◆ Excerpt:
.....
Getting Carried Away in Cappadocia
Not necessarily in a hot air balloon, but that works too!
Cappadocia has charmed countless civilizations for many generations.
To the Hittites, this was the Land of Good Grapes and Wine. To the Persians, it was the land of Good Horses. To the Instagrammers, it's the land of good poses from hot air balloons.
To me, it was a beautiful lesson on geography and how everything inevitably changes.
Also, let me not be hasty here, I can appreciate the “Land of Wine” part.
There are strains of grapes here that I have never tasted in wine before, and they were all delicious. All sorts of grape varieties grow here using the very precious ammonia nitrate from pigeon poop. Pigeon valley and many other mountains and rock structures were fitted with pigeon homes, small circular avian AirBnBs, to make sure the area is hospitable to the creatures and their golden poops, which keep the land fertile. (As a member of Bat Conservatory International, I remain a devoted fan of bats and their nitrate-rich excrements, but guano is too rich and would not in fact make the soil better for grapes). Anyways, that is why the region continues to be a first-class hangout for pigeons.
Back to my mind being blown by the geography: The top of Cappadocia is the floor of an ancient lake. Those plateaus? That's the bottom of the lake. The funny conical structures that did not erode as quickly as the rest of the former plateaus — they are old veins of volcanic rock that sprang up in that ancient lake. The most complete pieces even have a little rock on top, balanced as a sort of cork: known as hoodoos. The entire structures are also known as "fairy chimneys," and they look amber and orange in the sunsets of Cappadocia.
It's so enchanting: the vegetation is sparse, but the hills and various levels of receding rock transform the canyons into mysterious spaces worth exploring. Aseef and I explored on horseback. It was a two-hour ride around sunset, done in a slow loop. The handlers of the horses — guys that have cared for and ridden horses since they were four years old — are literally walking beside you. We did see a few ladies get disappointed: they had come from a hair appointment to prepare for a horseback engagement photoshoot or to pose like “proper influencers” with flowing hair on a wild ride, but the mandatory protective hair nets and helmets were strictly enforced. After some basic instructions on egging the horses onward or to a stop, we were allowed to slowly amble along. I wasn't trusted to have free reign with my horse, but it was easy to look around and enjoy the ride. Yeah.. Maybe 'ride' is too strong a word. It was more than those merry-go-rounds where ponies are tied to a post at fairs. But also… the guy leading my horse was walking slowly enough to chain smoke half a pack of cigarettes. It was quite a relaxed adventure.
I thought the horses — maybe not direct descendants from the 'fine horses' that the Persians found in these lands — were gorgeous and a little melancholic. Maybe they always look a little sad, given their big eyes. Aseef had a hard time seeing their charms, focusing a lot more on their prolapsing rectums, but I tell you: they were majestic creatures, and focusing on other details is horse shit. The menace of the Cappadocia sunset is the columns of ATVs that roar through the valley, kicking up dust. They pass so often, they tend to forge their own paths at the risk of the natural environment. Our horses were pros though, and remained unspooked by them.
.....
Coordinate annotation records:
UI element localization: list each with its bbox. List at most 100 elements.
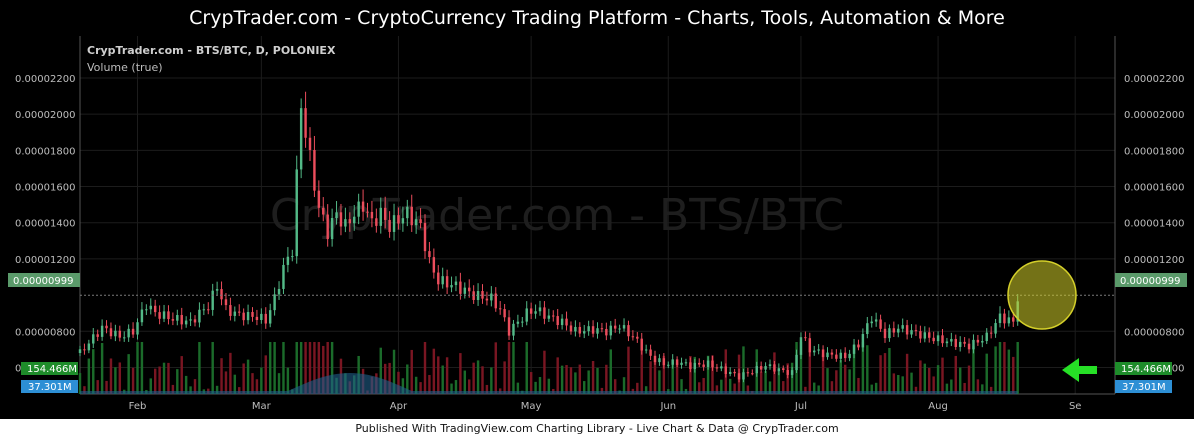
volume-bar: [622, 377, 626, 394]
candle-body: [976, 339, 980, 343]
candle-body: [799, 337, 803, 355]
volume-bar: [463, 370, 467, 394]
candle-body: [525, 308, 528, 322]
candle-body: [96, 334, 99, 337]
candle-body: [498, 308, 502, 310]
volume-bar: [454, 380, 458, 394]
candle-body: [932, 337, 935, 342]
candle-body: [406, 206, 409, 219]
candle-body: [928, 332, 931, 338]
candle-body: [768, 364, 772, 367]
candle-body: [759, 366, 763, 370]
candle-body: [145, 309, 148, 311]
volume-bar: [158, 366, 161, 394]
candle-body: [468, 287, 471, 292]
volume-bar: [485, 384, 489, 394]
candle-body: [308, 137, 312, 151]
candle-body: [680, 362, 683, 365]
candle-body: [967, 343, 971, 350]
volume-bar: [565, 365, 568, 394]
candle-body: [299, 108, 303, 170]
y-tick-label: 0.00002000: [15, 110, 75, 121]
volume-bar: [494, 342, 497, 394]
candle-body: [180, 315, 183, 325]
candle-body: [583, 331, 586, 334]
candle-body: [286, 256, 290, 265]
candle-body: [153, 305, 157, 313]
volume-bar: [149, 378, 152, 394]
volume-bar: [100, 343, 104, 394]
volume-bar: [746, 385, 750, 394]
volume-bar: [706, 355, 710, 394]
candle-body: [304, 108, 307, 138]
volume-bar: [857, 377, 860, 394]
price-chart[interactable]: CrypTrader.com - BTS/BTC 0.000022000.000…: [7, 36, 1187, 418]
candle-body: [755, 366, 758, 374]
volume-bar: [560, 365, 564, 394]
volume-bar: [777, 372, 781, 394]
candle-body: [189, 319, 192, 321]
volume-bar: [273, 342, 276, 394]
volume-bar: [450, 383, 453, 394]
volume-bar: [720, 379, 723, 394]
candle-body: [322, 207, 325, 215]
candle-body: [693, 362, 697, 369]
candle-body: [78, 349, 82, 353]
volume-ma-label-left-bg: [21, 380, 78, 393]
candle-body: [715, 367, 719, 369]
candle-body: [901, 325, 904, 329]
footer-text: Published With TradingView.com Charting …: [355, 422, 839, 435]
candle-body: [574, 326, 577, 332]
volume-bar: [1012, 356, 1015, 394]
volume-bar: [821, 354, 825, 394]
candle-body: [790, 370, 794, 375]
volume-label-right: 154.466M: [1121, 364, 1171, 375]
candle-body: [560, 318, 564, 326]
volume-bar: [808, 342, 812, 394]
y-tick-label: 0.00000800: [1124, 327, 1184, 338]
volume-bar: [830, 381, 834, 394]
volume-label-right-bg: [1115, 362, 1172, 375]
volume-bar: [423, 342, 427, 394]
candle-body: [600, 328, 604, 330]
volume-bar: [574, 372, 577, 394]
volume-label-left: 154.466M: [27, 364, 77, 375]
volume-bar: [680, 379, 683, 394]
candle-body: [105, 325, 108, 329]
volume-bar: [308, 342, 312, 394]
volume-bar: [613, 379, 617, 394]
candle-body: [879, 319, 882, 329]
volume-bar: [972, 346, 975, 394]
candle-body: [414, 219, 418, 226]
candle-body: [826, 352, 829, 358]
volume-bar: [768, 381, 772, 394]
candle-body: [994, 323, 997, 334]
candle-body: [211, 290, 214, 310]
volume-bar: [282, 342, 285, 394]
chart-title: CrypTrader.com - BTS/BTC, D, POLONIEX: [87, 44, 336, 57]
candle-body: [963, 341, 966, 344]
volume-bar: [410, 349, 413, 394]
volume-bar: [649, 361, 652, 394]
volume-bar: [874, 382, 878, 394]
volume-bar: [406, 364, 409, 394]
candle-body: [114, 330, 117, 337]
volume-bar: [78, 373, 82, 394]
volume-bar: [388, 362, 391, 394]
volume-bar: [578, 364, 582, 394]
volume-bar: [251, 373, 254, 394]
candle-body: [357, 201, 360, 217]
candle-body: [578, 326, 582, 334]
candle-body: [450, 285, 453, 288]
volume-bar: [799, 342, 803, 394]
volume-bar: [591, 360, 595, 394]
volume-bar: [397, 371, 400, 394]
candle-body: [353, 216, 356, 224]
volume-bar: [445, 357, 449, 394]
candle-body: [698, 362, 701, 365]
volume-bar: [644, 386, 648, 394]
candle-body: [786, 370, 789, 375]
candle-body: [392, 215, 396, 232]
volume-bar: [950, 379, 953, 394]
x-tick-label: May: [521, 401, 542, 412]
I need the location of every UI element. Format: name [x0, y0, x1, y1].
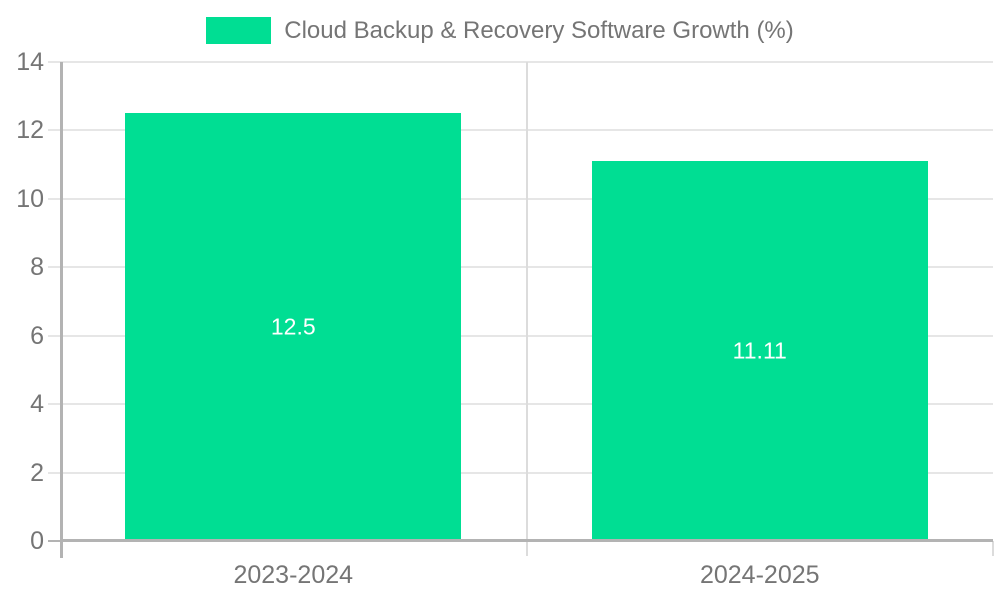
- y-axis-tick: [48, 403, 60, 406]
- y-axis-tick-label: 2: [30, 458, 44, 487]
- y-axis-line: [60, 62, 63, 558]
- plot-area: 0 2 4 6 8 10 12 14 12.5 2023-2024 11.11 2024-2025: [16, 49, 994, 588]
- y-axis-tick: [48, 471, 60, 474]
- y-axis-tick-label: 6: [30, 321, 44, 350]
- y-axis-tick-label: 0: [30, 527, 44, 555]
- bar: [591, 160, 928, 541]
- y-axis-tick: [48, 540, 60, 542]
- gridline-vertical: [525, 62, 528, 541]
- legend-swatch: [206, 17, 272, 44]
- bar: [125, 113, 462, 541]
- x-axis-tick: [525, 541, 528, 556]
- x-axis-tick-label: 2024-2025: [699, 561, 820, 589]
- y-axis-tick-label: 12: [16, 116, 44, 145]
- y-axis-tick-label: 10: [16, 184, 44, 213]
- legend-label: Cloud Backup & Recovery Software Growth …: [284, 17, 794, 44]
- legend: Cloud Backup & Recovery Software Growth …: [0, 17, 1000, 44]
- y-axis-tick: [48, 266, 60, 269]
- y-axis-tick: [48, 334, 60, 337]
- bar-value-label: 11.11: [732, 337, 787, 364]
- x-axis-baseline: [60, 539, 993, 542]
- y-axis-tick-label: 14: [16, 48, 44, 76]
- y-axis-tick: [48, 129, 60, 132]
- bar-value-label: 12.5: [270, 313, 316, 340]
- y-axis-tick-label: 4: [30, 390, 44, 419]
- x-axis-tick: [992, 541, 994, 556]
- y-axis-tick: [48, 197, 60, 200]
- x-axis-tick-label: 2023-2024: [233, 561, 354, 589]
- y-axis-tick-label: 8: [30, 253, 44, 282]
- y-axis-tick: [48, 61, 60, 63]
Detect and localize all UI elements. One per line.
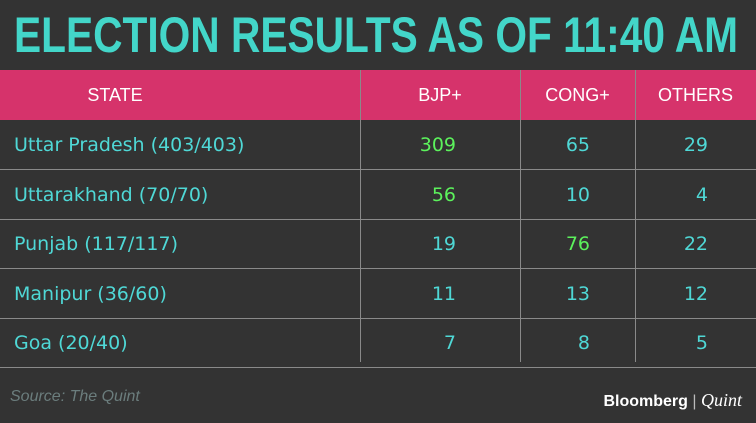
logo-quint: Quint <box>700 390 742 410</box>
state-name: Uttarakhand (70/70) <box>14 183 209 206</box>
table-row: Manipur (36/60) 11 13 12 <box>0 269 756 319</box>
seat-count: 12 <box>683 282 708 305</box>
seat-count: 11 <box>431 282 456 305</box>
state-name: Punjab (117/117) <box>14 233 178 255</box>
table-row: Goa (20/40) 7 8 5 <box>0 318 756 368</box>
column-divider <box>520 70 521 362</box>
seat-count: 10 <box>565 183 590 206</box>
seat-count: 5 <box>695 332 708 354</box>
logo-divider: | <box>692 393 697 410</box>
title: ELECTION RESULTS AS OF 11:40 AM <box>14 7 738 63</box>
column-header: CONG+ <box>545 85 610 105</box>
seat-count: 65 <box>565 134 590 156</box>
table-row: Punjab (117/117) 19 76 22 <box>0 219 756 269</box>
state-name: Uttar Pradesh (403/403) <box>14 134 245 156</box>
seat-count: 7 <box>443 332 456 354</box>
table-header: STATE BJP+ CONG+ OTHERS <box>0 70 756 120</box>
seat-count: 4 <box>695 183 708 206</box>
column-header: BJP+ <box>418 85 462 105</box>
seat-count: 56 <box>431 183 456 206</box>
seat-count: 309 <box>419 134 456 156</box>
title-area: ELECTION RESULTS AS OF 11:40 AM <box>14 7 738 63</box>
state-name: Goa (20/40) <box>14 332 128 354</box>
seat-count: 19 <box>431 233 456 255</box>
column-divider <box>635 70 636 362</box>
seat-count: 13 <box>565 282 590 305</box>
seat-count: 8 <box>577 332 590 354</box>
state-name: Manipur (36/60) <box>14 282 167 305</box>
table-row: Uttarakhand (70/70) 56 10 4 <box>0 170 756 220</box>
seat-count: 22 <box>683 233 708 255</box>
column-divider <box>360 70 361 362</box>
seat-count: 76 <box>565 233 590 255</box>
source-note: Source: The Quint <box>10 388 140 405</box>
column-header: OTHERS <box>657 85 733 105</box>
logo-bloomberg: Bloomberg <box>603 393 688 410</box>
seat-count: 29 <box>683 134 708 156</box>
logo: Bloomberg | Quint <box>603 390 742 411</box>
table-row: Uttar Pradesh (403/403) 309 65 29 <box>0 120 756 170</box>
column-header: STATE <box>87 85 143 105</box>
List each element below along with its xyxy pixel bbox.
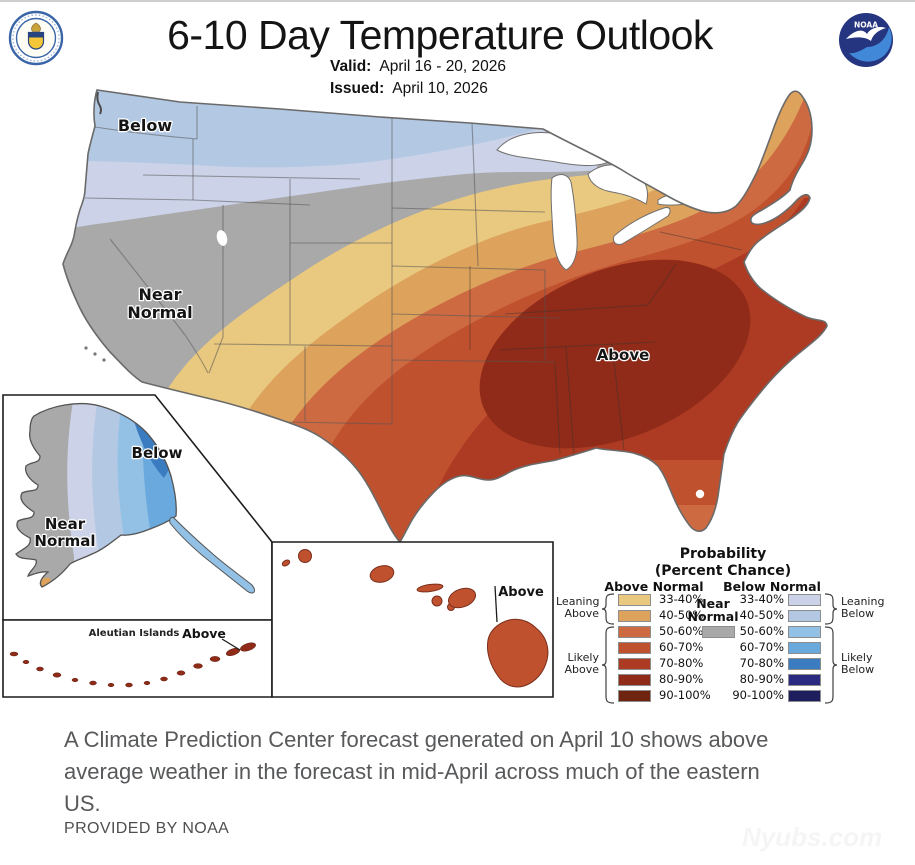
.....
◆ Actions to take:
**1.** Render this sentence from the Cappadocia travel piece in Spanish: "Cappadocia has charmed countless civilizations for many generations."
**2.** Write the next part of the Cappadocia travel piece, picking up right after its final sentence.
The items were taken from a separate source unrelated to the Cappadocia travel piece.

◆ Expected results:
**1.** Capadocia ha cautivado a innumerables civilizaciones durante muchas generaciones.

**2.**
Some of the canyons we rode around had interesting erosions from animals and weather — and some man-made carvings that look like bedrock palaces rising out of the ground.
We were lucky enough to stay in a cave hostel in Göreme: rooms carved out in the bedrock many, many centuries ago. They were pitch dark. But naturally cool in spite of the hot summer days, and usually offered wonderful platforms to view the hot air balloons in the morning.
I loved the dwellings in Cappadocia. Especially the older buildings. But it’s clear the area is changing pretty quickly. Aseef visited a month before returning with me, and he noticed tons of progress on a new strip mall in the center of Göreme. Roadwork in a lot of the more touristy towns is constant. One guide posited that the current government is pretty interested in approving construction from whoever’s got money, and the tourist-heavy parts of Cappadocia certainly have a steady stream. We hope all the growth will still preserve the natural beauty of the region. I know, I know, I sound like some crotchety person averse to all change, but with great civilian development comes a great risk to natural conservation efforts. It’s easy to see that people will pay to build up the area, and less funds are likely to come in to preserve the hills and hoodoos.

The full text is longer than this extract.